[Collected data]
[Begin]

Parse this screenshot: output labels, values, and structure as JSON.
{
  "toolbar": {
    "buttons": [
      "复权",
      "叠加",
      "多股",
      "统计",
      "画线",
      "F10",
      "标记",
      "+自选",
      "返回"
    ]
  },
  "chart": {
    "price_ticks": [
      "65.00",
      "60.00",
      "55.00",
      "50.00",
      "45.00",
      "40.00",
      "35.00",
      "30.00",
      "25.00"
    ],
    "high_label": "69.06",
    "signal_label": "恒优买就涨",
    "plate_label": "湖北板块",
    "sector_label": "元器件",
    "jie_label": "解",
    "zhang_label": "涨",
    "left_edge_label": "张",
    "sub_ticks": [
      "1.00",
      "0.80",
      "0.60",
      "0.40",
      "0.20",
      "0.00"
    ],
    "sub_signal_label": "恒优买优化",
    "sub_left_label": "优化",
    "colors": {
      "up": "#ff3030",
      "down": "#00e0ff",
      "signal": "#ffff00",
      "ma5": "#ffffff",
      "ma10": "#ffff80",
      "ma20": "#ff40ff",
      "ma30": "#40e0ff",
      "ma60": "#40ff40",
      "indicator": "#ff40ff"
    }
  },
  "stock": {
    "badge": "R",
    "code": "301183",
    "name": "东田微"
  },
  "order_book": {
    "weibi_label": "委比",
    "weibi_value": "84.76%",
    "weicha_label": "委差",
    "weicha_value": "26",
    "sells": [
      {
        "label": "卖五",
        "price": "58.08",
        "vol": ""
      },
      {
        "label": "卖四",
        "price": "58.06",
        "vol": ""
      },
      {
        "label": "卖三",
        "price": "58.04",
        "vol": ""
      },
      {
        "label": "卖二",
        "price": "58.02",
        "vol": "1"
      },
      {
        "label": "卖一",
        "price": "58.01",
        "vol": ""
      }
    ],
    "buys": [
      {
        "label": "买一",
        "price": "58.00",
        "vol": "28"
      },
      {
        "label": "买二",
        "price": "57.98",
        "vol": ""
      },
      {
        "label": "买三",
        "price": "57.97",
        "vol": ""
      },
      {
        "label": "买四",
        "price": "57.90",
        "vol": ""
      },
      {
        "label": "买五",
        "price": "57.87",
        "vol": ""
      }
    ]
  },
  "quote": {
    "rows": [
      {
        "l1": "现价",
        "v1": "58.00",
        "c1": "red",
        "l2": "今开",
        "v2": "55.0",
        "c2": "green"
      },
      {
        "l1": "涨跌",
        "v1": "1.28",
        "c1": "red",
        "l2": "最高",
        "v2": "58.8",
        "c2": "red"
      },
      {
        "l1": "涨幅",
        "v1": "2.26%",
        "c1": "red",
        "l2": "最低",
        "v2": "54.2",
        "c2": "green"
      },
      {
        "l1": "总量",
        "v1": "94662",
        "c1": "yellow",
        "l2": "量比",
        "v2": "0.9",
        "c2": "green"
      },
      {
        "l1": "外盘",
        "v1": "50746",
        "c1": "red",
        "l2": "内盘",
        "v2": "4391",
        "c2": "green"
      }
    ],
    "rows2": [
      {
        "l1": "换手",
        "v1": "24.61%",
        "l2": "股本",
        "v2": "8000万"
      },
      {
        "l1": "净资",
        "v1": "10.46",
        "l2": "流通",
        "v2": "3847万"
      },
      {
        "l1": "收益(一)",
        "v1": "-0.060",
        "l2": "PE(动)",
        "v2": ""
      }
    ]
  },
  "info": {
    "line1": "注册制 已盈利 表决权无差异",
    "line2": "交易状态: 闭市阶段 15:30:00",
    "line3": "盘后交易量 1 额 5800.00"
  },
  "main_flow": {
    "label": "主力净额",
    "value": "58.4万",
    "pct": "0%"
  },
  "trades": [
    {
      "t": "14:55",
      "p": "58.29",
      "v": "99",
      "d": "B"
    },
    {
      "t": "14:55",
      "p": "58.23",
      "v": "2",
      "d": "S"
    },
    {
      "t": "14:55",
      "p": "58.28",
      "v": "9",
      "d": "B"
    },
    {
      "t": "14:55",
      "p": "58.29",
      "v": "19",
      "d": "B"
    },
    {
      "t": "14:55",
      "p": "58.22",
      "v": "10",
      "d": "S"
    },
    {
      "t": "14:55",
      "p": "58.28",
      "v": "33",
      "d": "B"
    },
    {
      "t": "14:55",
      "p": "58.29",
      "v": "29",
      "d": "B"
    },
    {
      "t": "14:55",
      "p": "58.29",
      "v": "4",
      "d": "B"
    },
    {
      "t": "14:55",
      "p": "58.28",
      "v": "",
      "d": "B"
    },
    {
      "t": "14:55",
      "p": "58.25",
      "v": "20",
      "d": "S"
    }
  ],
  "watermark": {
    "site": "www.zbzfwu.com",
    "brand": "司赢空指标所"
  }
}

[End]

• _Directions_:
Repeat the material above exactly.

• _Finished answer_:
Parse this screenshot: output labels, values, and structure as JSON.
{
  "toolbar": {
    "buttons": [
      "复权",
      "叠加",
      "多股",
      "统计",
      "画线",
      "F10",
      "标记",
      "+自选",
      "返回"
    ]
  },
  "chart": {
    "price_ticks": [
      "65.00",
      "60.00",
      "55.00",
      "50.00",
      "45.00",
      "40.00",
      "35.00",
      "30.00",
      "25.00"
    ],
    "high_label": "69.06",
    "signal_label": "恒优买就涨",
    "plate_label": "湖北板块",
    "sector_label": "元器件",
    "jie_label": "解",
    "zhang_label": "涨",
    "left_edge_label": "张",
    "sub_ticks": [
      "1.00",
      "0.80",
      "0.60",
      "0.40",
      "0.20",
      "0.00"
    ],
    "sub_signal_label": "恒优买优化",
    "sub_left_label": "优化",
    "colors": {
      "up": "#ff3030",
      "down": "#00e0ff",
      "signal": "#ffff00",
      "ma5": "#ffffff",
      "ma10": "#ffff80",
      "ma20": "#ff40ff",
      "ma30": "#40e0ff",
      "ma60": "#40ff40",
      "indicator": "#ff40ff"
    }
  },
  "stock": {
    "badge": "R",
    "code": "301183",
    "name": "东田微"
  },
  "order_book": {
    "weibi_label": "委比",
    "weibi_value": "84.76%",
    "weicha_label": "委差",
    "weicha_value": "26",
    "sells": [
      {
        "label": "卖五",
        "price": "58.08",
        "vol": ""
      },
      {
        "label": "卖四",
        "price": "58.06",
        "vol": ""
      },
      {
        "label": "卖三",
        "price": "58.04",
        "vol": ""
      },
      {
        "label": "卖二",
        "price": "58.02",
        "vol": "1"
      },
      {
        "label": "卖一",
        "price": "58.01",
        "vol": ""
      }
    ],
    "buys": [
      {
        "label": "买一",
        "price": "58.00",
        "vol": "28"
      },
      {
        "label": "买二",
        "price": "57.98",
        "vol": ""
      },
      {
        "label": "买三",
        "price": "57.97",
        "vol": ""
      },
      {
        "label": "买四",
        "price": "57.90",
        "vol": ""
      },
      {
        "label": "买五",
        "price": "57.87",
        "vol": ""
      }
    ]
  },
  "quote": {
    "rows": [
      {
        "l1": "现价",
        "v1": "58.00",
        "c1": "red",
        "l2": "今开",
        "v2": "55.0",
        "c2": "green"
      },
      {
        "l1": "涨跌",
        "v1": "1.28",
        "c1": "red",
        "l2": "最高",
        "v2": "58.8",
        "c2": "red"
      },
      {
        "l1": "涨幅",
        "v1": "2.26%",
        "c1": "red",
        "l2": "最低",
        "v2": "54.2",
        "c2": "green"
      },
      {
        "l1": "总量",
        "v1": "94662",
        "c1": "yellow",
        "l2": "量比",
        "v2": "0.9",
        "c2": "green"
      },
      {
        "l1": "外盘",
        "v1": "50746",
        "c1": "red",
        "l2": "内盘",
        "v2": "4391",
        "c2": "green"
      }
    ],
    "rows2": [
      {
        "l1": "换手",
        "v1": "24.61%",
        "l2": "股本",
        "v2": "8000万"
      },
      {
        "l1": "净资",
        "v1": "10.46",
        "l2": "流通",
        "v2": "3847万"
      },
      {
        "l1": "收益(一)",
        "v1": "-0.060",
        "l2": "PE(动)",
        "v2": ""
      }
    ]
  },
  "info": {
    "line1": "注册制 已盈利 表决权无差异",
    "line2": "交易状态: 闭市阶段 15:30:00",
    "line3": "盘后交易量 1 额 5800.00"
  },
  "main_flow": {
    "label": "主力净额",
    "value": "58.4万",
    "pct": "0%"
  },
  "trades": [
    {
      "t": "14:55",
      "p": "58.29",
      "v": "99",
      "d": "B"
    },
    {
      "t": "14:55",
      "p": "58.23",
      "v": "2",
      "d": "S"
    },
    {
      "t": "14:55",
      "p": "58.28",
      "v": "9",
      "d": "B"
    },
    {
      "t": "14:55",
      "p": "58.29",
      "v": "19",
      "d": "B"
    },
    {
      "t": "14:55",
      "p": "58.22",
      "v": "10",
      "d": "S"
    },
    {
      "t": "14:55",
      "p": "58.28",
      "v": "33",
      "d": "B"
    },
    {
      "t": "14:55",
      "p": "58.29",
      "v": "29",
      "d": "B"
    },
    {
      "t": "14:55",
      "p": "58.29",
      "v": "4",
      "d": "B"
    },
    {
      "t": "14:55",
      "p": "58.28",
      "v": "",
      "d": "B"
    },
    {
      "t": "14:55",
      "p": "58.25",
      "v": "20",
      "d": "S"
    }
  ],
  "watermark": {
    "site": "www.zbzfwu.com",
    "brand": "司赢空指标所"
  }
}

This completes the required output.